Stated problem = Each line of the material must be repeated precisely, with the pictures left out.

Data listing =
--- begin ---

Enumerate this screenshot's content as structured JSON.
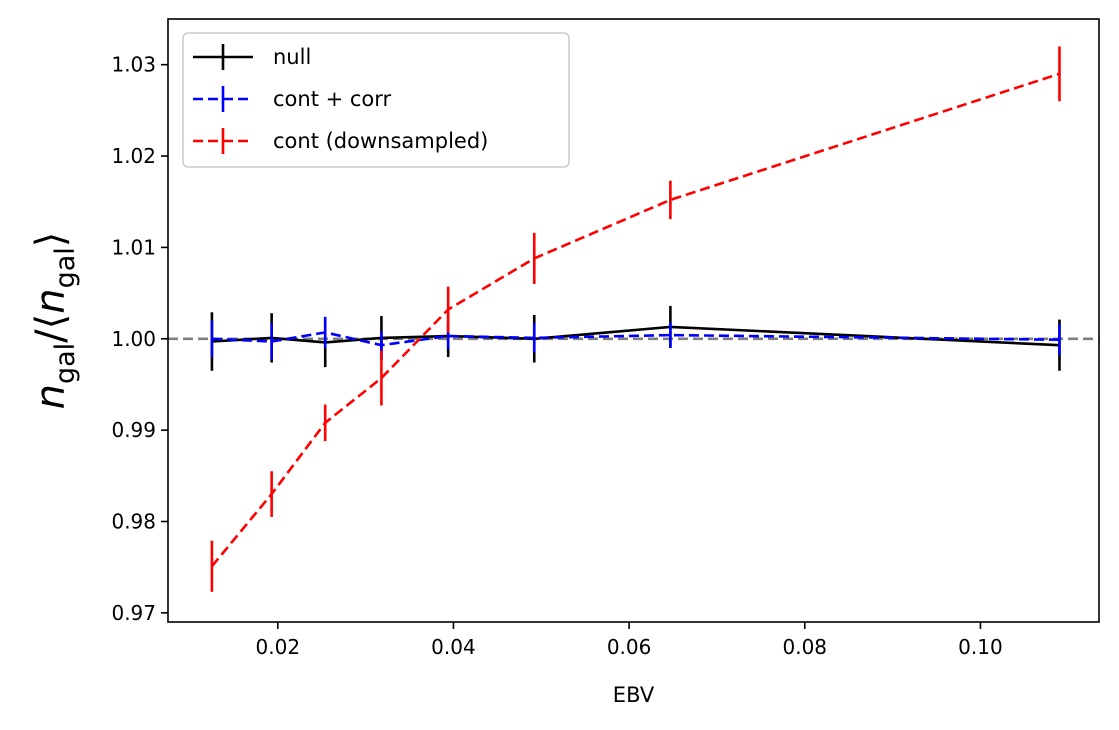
{
  "chart_data": {
    "type": "line",
    "xlabel": "EBV",
    "ylabel_main": "n",
    "ylabel_sub": "gal",
    "xlim": [
      0.0075,
      0.1135
    ],
    "ylim": [
      0.969,
      1.035
    ],
    "xticks": [
      0.02,
      0.04,
      0.06,
      0.08,
      0.1
    ],
    "xtick_labels": [
      "0.02",
      "0.04",
      "0.06",
      "0.08",
      "0.10"
    ],
    "yticks": [
      0.97,
      0.98,
      0.99,
      1.0,
      1.01,
      1.02,
      1.03
    ],
    "ytick_labels": [
      "0.97",
      "0.98",
      "0.99",
      "1.00",
      "1.01",
      "1.02",
      "1.03"
    ],
    "reference_line": {
      "y": 1.0,
      "color": "#808080",
      "style": "dashed"
    },
    "legend_position": "top-left",
    "series": [
      {
        "name": "null",
        "color": "#000000",
        "style": "solid",
        "x": [
          0.0125,
          0.0193,
          0.0254,
          0.0318,
          0.0394,
          0.0492,
          0.0647,
          0.109
        ],
        "y": [
          0.9997,
          1.0001,
          0.9996,
          1.0001,
          1.0003,
          1.0,
          1.0013,
          0.9993
        ],
        "err": [
          0.0032,
          0.0027,
          0.0027,
          0.0024,
          0.0023,
          0.0026,
          0.0023,
          0.0028
        ]
      },
      {
        "name": "cont + corr",
        "color": "#0000ff",
        "style": "dashed",
        "x": [
          0.0125,
          0.0193,
          0.0254,
          0.0318,
          0.0394,
          0.0492,
          0.0647,
          0.109
        ],
        "y": [
          1.0,
          0.9997,
          1.0007,
          0.9993,
          1.0003,
          1.0001,
          1.0004,
          0.9999
        ],
        "err": [
          0.002,
          0.002,
          0.0017,
          0.0015,
          0.0014,
          0.0016,
          0.0014,
          0.0017
        ]
      },
      {
        "name": "cont (downsampled)",
        "color": "#ff0000",
        "style": "dashed",
        "x": [
          0.0125,
          0.0193,
          0.0254,
          0.0318,
          0.0394,
          0.0492,
          0.0647,
          0.109
        ],
        "y": [
          0.9751,
          0.983,
          0.9908,
          0.9957,
          1.0032,
          1.0088,
          1.0152,
          1.029
        ],
        "err": [
          0.0028,
          0.0025,
          0.002,
          0.003,
          0.0025,
          0.0028,
          0.0021,
          0.003
        ]
      }
    ]
  }
}
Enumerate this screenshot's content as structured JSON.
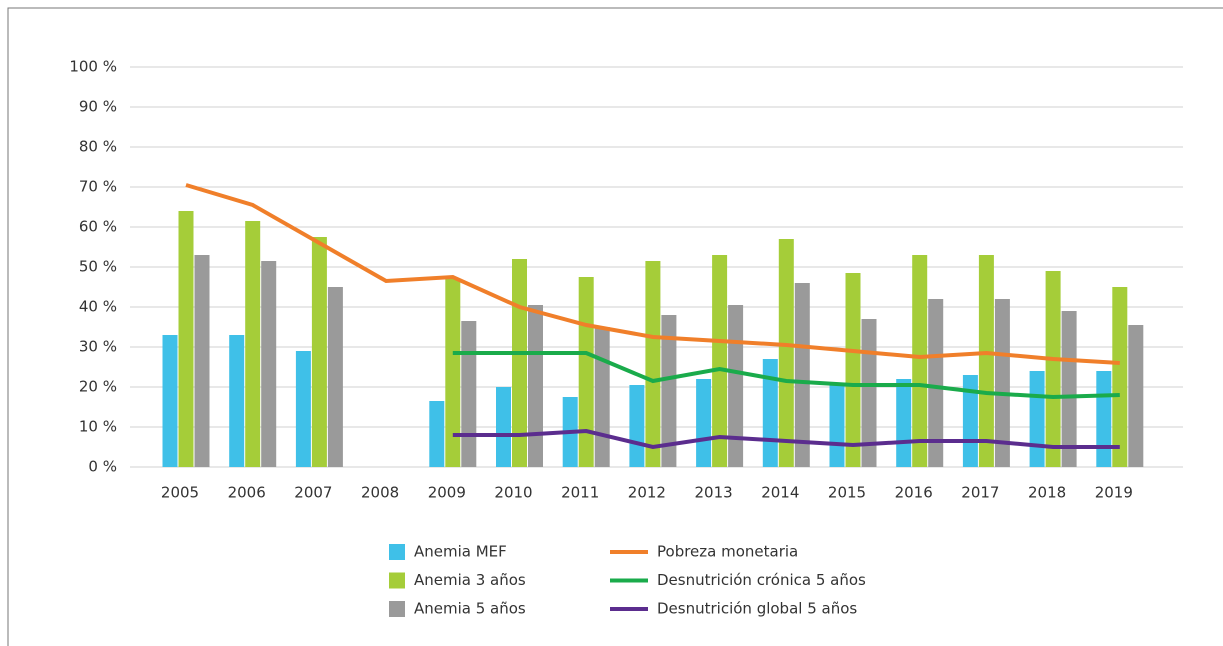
{
  "chart_data": {
    "type": "bar",
    "categories": [
      "2005",
      "2006",
      "2007",
      "2008",
      "2009",
      "2010",
      "2011",
      "2012",
      "2013",
      "2014",
      "2015",
      "2016",
      "2017",
      "2018",
      "2019"
    ],
    "series": [
      {
        "name": "Anemia MEF",
        "type": "bar",
        "color": "#3fc0e8",
        "values": [
          33,
          33,
          29,
          null,
          16.5,
          20,
          17.5,
          20.5,
          22,
          27,
          20.5,
          22,
          23,
          24,
          24
        ]
      },
      {
        "name": "Anemia 3 años",
        "type": "bar",
        "color": "#a5cd39",
        "values": [
          64,
          61.5,
          57.5,
          null,
          47,
          52,
          47.5,
          51.5,
          53,
          57,
          48.5,
          53,
          53,
          49,
          45
        ]
      },
      {
        "name": "Anemia 5 años",
        "type": "bar",
        "color": "#9a9a9a",
        "values": [
          53,
          51.5,
          45,
          null,
          36.5,
          40.5,
          35,
          38,
          40.5,
          46,
          37,
          42,
          42,
          39,
          35.5
        ]
      },
      {
        "name": "Pobreza monetaria",
        "type": "line",
        "color": "#f07f2a",
        "values": [
          70.5,
          65.5,
          56,
          46.5,
          47.5,
          40,
          35.5,
          32.5,
          31.5,
          30.5,
          29,
          27.5,
          28.5,
          27,
          26
        ]
      },
      {
        "name": "Desnutrición crónica 5 años",
        "type": "line",
        "color": "#1aab4b",
        "values": [
          null,
          null,
          null,
          null,
          28.5,
          28.5,
          28.5,
          21.5,
          24.5,
          21.5,
          20.5,
          20.5,
          18.5,
          17.5,
          18
        ]
      },
      {
        "name": "Desnutrición global 5 años",
        "type": "line",
        "color": "#5b2d8e",
        "values": [
          null,
          null,
          null,
          null,
          8,
          8,
          9,
          5,
          7.5,
          6.5,
          5.5,
          6.5,
          6.5,
          5,
          5
        ]
      }
    ],
    "ylim": [
      0,
      100
    ],
    "yticks": [
      {
        "value": 0,
        "label": "0 %"
      },
      {
        "value": 10,
        "label": "10 %"
      },
      {
        "value": 20,
        "label": "20 %"
      },
      {
        "value": 30,
        "label": "30 %"
      },
      {
        "value": 40,
        "label": "40 %"
      },
      {
        "value": 50,
        "label": "50 %"
      },
      {
        "value": 60,
        "label": "60 %"
      },
      {
        "value": 70,
        "label": "70 %"
      },
      {
        "value": 80,
        "label": "80 %"
      },
      {
        "value": 90,
        "label": "90 %"
      },
      {
        "value": 100,
        "label": "100 %"
      }
    ],
    "grid": true
  }
}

--- end ---

Response to the exercise =
Enumerate this screenshot's content as structured JSON.
{
  "chart_data": {
    "type": "line",
    "xlabel": "EBV",
    "ylabel_main": "n",
    "ylabel_sub": "gal",
    "xlim": [
      0.0075,
      0.1135
    ],
    "ylim": [
      0.969,
      1.035
    ],
    "xticks": [
      0.02,
      0.04,
      0.06,
      0.08,
      0.1
    ],
    "xtick_labels": [
      "0.02",
      "0.04",
      "0.06",
      "0.08",
      "0.10"
    ],
    "yticks": [
      0.97,
      0.98,
      0.99,
      1.0,
      1.01,
      1.02,
      1.03
    ],
    "ytick_labels": [
      "0.97",
      "0.98",
      "0.99",
      "1.00",
      "1.01",
      "1.02",
      "1.03"
    ],
    "reference_line": {
      "y": 1.0,
      "color": "#808080",
      "style": "dashed"
    },
    "legend_position": "top-left",
    "series": [
      {
        "name": "null",
        "color": "#000000",
        "style": "solid",
        "x": [
          0.0125,
          0.0193,
          0.0254,
          0.0318,
          0.0394,
          0.0492,
          0.0647,
          0.109
        ],
        "y": [
          0.9997,
          1.0001,
          0.9996,
          1.0001,
          1.0003,
          1.0,
          1.0013,
          0.9993
        ],
        "err": [
          0.0032,
          0.0027,
          0.0027,
          0.0024,
          0.0023,
          0.0026,
          0.0023,
          0.0028
        ]
      },
      {
        "name": "cont + corr",
        "color": "#0000ff",
        "style": "dashed",
        "x": [
          0.0125,
          0.0193,
          0.0254,
          0.0318,
          0.0394,
          0.0492,
          0.0647,
          0.109
        ],
        "y": [
          1.0,
          0.9997,
          1.0007,
          0.9993,
          1.0003,
          1.0001,
          1.0004,
          0.9999
        ],
        "err": [
          0.002,
          0.002,
          0.0017,
          0.0015,
          0.0014,
          0.0016,
          0.0014,
          0.0017
        ]
      },
      {
        "name": "cont (downsampled)",
        "color": "#ff0000",
        "style": "dashed",
        "x": [
          0.0125,
          0.0193,
          0.0254,
          0.0318,
          0.0394,
          0.0492,
          0.0647,
          0.109
        ],
        "y": [
          0.9751,
          0.983,
          0.9908,
          0.9957,
          1.0032,
          1.0088,
          1.0152,
          1.029
        ],
        "err": [
          0.0028,
          0.0025,
          0.002,
          0.003,
          0.0025,
          0.0028,
          0.0021,
          0.003
        ]
      }
    ]
  }
}
Enumerate this screenshot's content as structured JSON.
{
  "chart_data": {
    "type": "bar",
    "categories": [
      "2005",
      "2006",
      "2007",
      "2008",
      "2009",
      "2010",
      "2011",
      "2012",
      "2013",
      "2014",
      "2015",
      "2016",
      "2017",
      "2018",
      "2019"
    ],
    "series": [
      {
        "name": "Anemia MEF",
        "type": "bar",
        "color": "#3fc0e8",
        "values": [
          33,
          33,
          29,
          null,
          16.5,
          20,
          17.5,
          20.5,
          22,
          27,
          20.5,
          22,
          23,
          24,
          24
        ]
      },
      {
        "name": "Anemia 3 años",
        "type": "bar",
        "color": "#a5cd39",
        "values": [
          64,
          61.5,
          57.5,
          null,
          47,
          52,
          47.5,
          51.5,
          53,
          57,
          48.5,
          53,
          53,
          49,
          45
        ]
      },
      {
        "name": "Anemia 5 años",
        "type": "bar",
        "color": "#9a9a9a",
        "values": [
          53,
          51.5,
          45,
          null,
          36.5,
          40.5,
          35,
          38,
          40.5,
          46,
          37,
          42,
          42,
          39,
          35.5
        ]
      },
      {
        "name": "Pobreza monetaria",
        "type": "line",
        "color": "#f07f2a",
        "values": [
          70.5,
          65.5,
          56,
          46.5,
          47.5,
          40,
          35.5,
          32.5,
          31.5,
          30.5,
          29,
          27.5,
          28.5,
          27,
          26
        ]
      },
      {
        "name": "Desnutrición crónica 5 años",
        "type": "line",
        "color": "#1aab4b",
        "values": [
          null,
          null,
          null,
          null,
          28.5,
          28.5,
          28.5,
          21.5,
          24.5,
          21.5,
          20.5,
          20.5,
          18.5,
          17.5,
          18
        ]
      },
      {
        "name": "Desnutrición global 5 años",
        "type": "line",
        "color": "#5b2d8e",
        "values": [
          null,
          null,
          null,
          null,
          8,
          8,
          9,
          5,
          7.5,
          6.5,
          5.5,
          6.5,
          6.5,
          5,
          5
        ]
      }
    ],
    "ylim": [
      0,
      100
    ],
    "yticks": [
      {
        "value": 0,
        "label": "0 %"
      },
      {
        "value": 10,
        "label": "10 %"
      },
      {
        "value": 20,
        "label": "20 %"
      },
      {
        "value": 30,
        "label": "30 %"
      },
      {
        "value": 40,
        "label": "40 %"
      },
      {
        "value": 50,
        "label": "50 %"
      },
      {
        "value": 60,
        "label": "60 %"
      },
      {
        "value": 70,
        "label": "70 %"
      },
      {
        "value": 80,
        "label": "80 %"
      },
      {
        "value": 90,
        "label": "90 %"
      },
      {
        "value": 100,
        "label": "100 %"
      }
    ],
    "grid": true
  }
}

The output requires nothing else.